- [Goal of the exercise] Every line of the material below must be repeated exactly.

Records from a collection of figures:
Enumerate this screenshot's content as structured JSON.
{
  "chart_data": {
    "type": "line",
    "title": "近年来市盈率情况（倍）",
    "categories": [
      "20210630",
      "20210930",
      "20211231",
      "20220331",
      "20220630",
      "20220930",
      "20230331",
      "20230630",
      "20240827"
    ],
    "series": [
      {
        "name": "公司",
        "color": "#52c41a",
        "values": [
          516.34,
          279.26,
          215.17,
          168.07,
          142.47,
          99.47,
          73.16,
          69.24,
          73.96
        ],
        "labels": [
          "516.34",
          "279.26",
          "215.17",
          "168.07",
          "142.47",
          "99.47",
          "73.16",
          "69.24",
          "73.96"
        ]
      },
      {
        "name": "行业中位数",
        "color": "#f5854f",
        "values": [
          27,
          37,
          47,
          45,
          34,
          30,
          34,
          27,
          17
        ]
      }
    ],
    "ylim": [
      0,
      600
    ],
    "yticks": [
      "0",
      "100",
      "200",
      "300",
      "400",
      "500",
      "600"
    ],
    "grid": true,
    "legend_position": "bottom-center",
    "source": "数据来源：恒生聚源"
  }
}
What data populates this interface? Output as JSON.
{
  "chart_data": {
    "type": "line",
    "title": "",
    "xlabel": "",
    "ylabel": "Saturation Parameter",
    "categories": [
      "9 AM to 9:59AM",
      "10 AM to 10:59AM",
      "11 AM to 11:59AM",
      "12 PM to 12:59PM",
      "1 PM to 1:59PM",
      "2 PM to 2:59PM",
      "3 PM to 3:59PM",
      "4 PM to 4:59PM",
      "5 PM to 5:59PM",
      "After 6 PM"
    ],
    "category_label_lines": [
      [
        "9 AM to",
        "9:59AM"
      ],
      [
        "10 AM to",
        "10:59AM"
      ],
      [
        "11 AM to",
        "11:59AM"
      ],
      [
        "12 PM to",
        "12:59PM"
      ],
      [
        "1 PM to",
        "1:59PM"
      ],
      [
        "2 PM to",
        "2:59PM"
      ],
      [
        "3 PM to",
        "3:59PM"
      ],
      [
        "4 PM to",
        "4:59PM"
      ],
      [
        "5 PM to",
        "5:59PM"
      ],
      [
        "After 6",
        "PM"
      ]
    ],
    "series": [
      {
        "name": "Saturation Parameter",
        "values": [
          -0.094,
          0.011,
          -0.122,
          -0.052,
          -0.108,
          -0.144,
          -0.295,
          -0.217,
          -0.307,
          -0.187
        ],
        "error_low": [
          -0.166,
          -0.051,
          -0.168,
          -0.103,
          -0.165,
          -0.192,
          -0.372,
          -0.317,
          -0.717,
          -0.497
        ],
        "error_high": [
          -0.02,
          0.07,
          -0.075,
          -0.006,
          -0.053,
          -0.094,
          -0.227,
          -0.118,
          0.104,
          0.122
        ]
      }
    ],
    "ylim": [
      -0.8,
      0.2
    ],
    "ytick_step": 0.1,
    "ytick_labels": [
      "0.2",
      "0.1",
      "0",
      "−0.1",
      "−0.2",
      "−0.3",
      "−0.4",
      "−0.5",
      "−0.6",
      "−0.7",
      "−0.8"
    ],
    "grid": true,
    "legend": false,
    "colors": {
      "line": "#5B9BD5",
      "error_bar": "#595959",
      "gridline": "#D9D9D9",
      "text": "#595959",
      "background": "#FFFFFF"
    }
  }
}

- [Answer]
Enumerate this screenshot's content as structured JSON.
{
  "chart_data": {
    "type": "line",
    "title": "近年来市盈率情况（倍）",
    "categories": [
      "20210630",
      "20210930",
      "20211231",
      "20220331",
      "20220630",
      "20220930",
      "20230331",
      "20230630",
      "20240827"
    ],
    "series": [
      {
        "name": "公司",
        "color": "#52c41a",
        "values": [
          516.34,
          279.26,
          215.17,
          168.07,
          142.47,
          99.47,
          73.16,
          69.24,
          73.96
        ],
        "labels": [
          "516.34",
          "279.26",
          "215.17",
          "168.07",
          "142.47",
          "99.47",
          "73.16",
          "69.24",
          "73.96"
        ]
      },
      {
        "name": "行业中位数",
        "color": "#f5854f",
        "values": [
          27,
          37,
          47,
          45,
          34,
          30,
          34,
          27,
          17
        ]
      }
    ],
    "ylim": [
      0,
      600
    ],
    "yticks": [
      "0",
      "100",
      "200",
      "300",
      "400",
      "500",
      "600"
    ],
    "grid": true,
    "legend_position": "bottom-center",
    "source": "数据来源：恒生聚源"
  }
}
What data populates this interface? Output as JSON.
{
  "chart_data": {
    "type": "line",
    "title": "",
    "xlabel": "",
    "ylabel": "Saturation Parameter",
    "categories": [
      "9 AM to 9:59AM",
      "10 AM to 10:59AM",
      "11 AM to 11:59AM",
      "12 PM to 12:59PM",
      "1 PM to 1:59PM",
      "2 PM to 2:59PM",
      "3 PM to 3:59PM",
      "4 PM to 4:59PM",
      "5 PM to 5:59PM",
      "After 6 PM"
    ],
    "category_label_lines": [
      [
        "9 AM to",
        "9:59AM"
      ],
      [
        "10 AM to",
        "10:59AM"
      ],
      [
        "11 AM to",
        "11:59AM"
      ],
      [
        "12 PM to",
        "12:59PM"
      ],
      [
        "1 PM to",
        "1:59PM"
      ],
      [
        "2 PM to",
        "2:59PM"
      ],
      [
        "3 PM to",
        "3:59PM"
      ],
      [
        "4 PM to",
        "4:59PM"
      ],
      [
        "5 PM to",
        "5:59PM"
      ],
      [
        "After 6",
        "PM"
      ]
    ],
    "series": [
      {
        "name": "Saturation Parameter",
        "values": [
          -0.094,
          0.011,
          -0.122,
          -0.052,
          -0.108,
          -0.144,
          -0.295,
          -0.217,
          -0.307,
          -0.187
        ],
        "error_low": [
          -0.166,
          -0.051,
          -0.168,
          -0.103,
          -0.165,
          -0.192,
          -0.372,
          -0.317,
          -0.717,
          -0.497
        ],
        "error_high": [
          -0.02,
          0.07,
          -0.075,
          -0.006,
          -0.053,
          -0.094,
          -0.227,
          -0.118,
          0.104,
          0.122
        ]
      }
    ],
    "ylim": [
      -0.8,
      0.2
    ],
    "ytick_step": 0.1,
    "ytick_labels": [
      "0.2",
      "0.1",
      "0",
      "−0.1",
      "−0.2",
      "−0.3",
      "−0.4",
      "−0.5",
      "−0.6",
      "−0.7",
      "−0.8"
    ],
    "grid": true,
    "legend": false,
    "colors": {
      "line": "#5B9BD5",
      "error_bar": "#595959",
      "gridline": "#D9D9D9",
      "text": "#595959",
      "background": "#FFFFFF"
    }
  }
}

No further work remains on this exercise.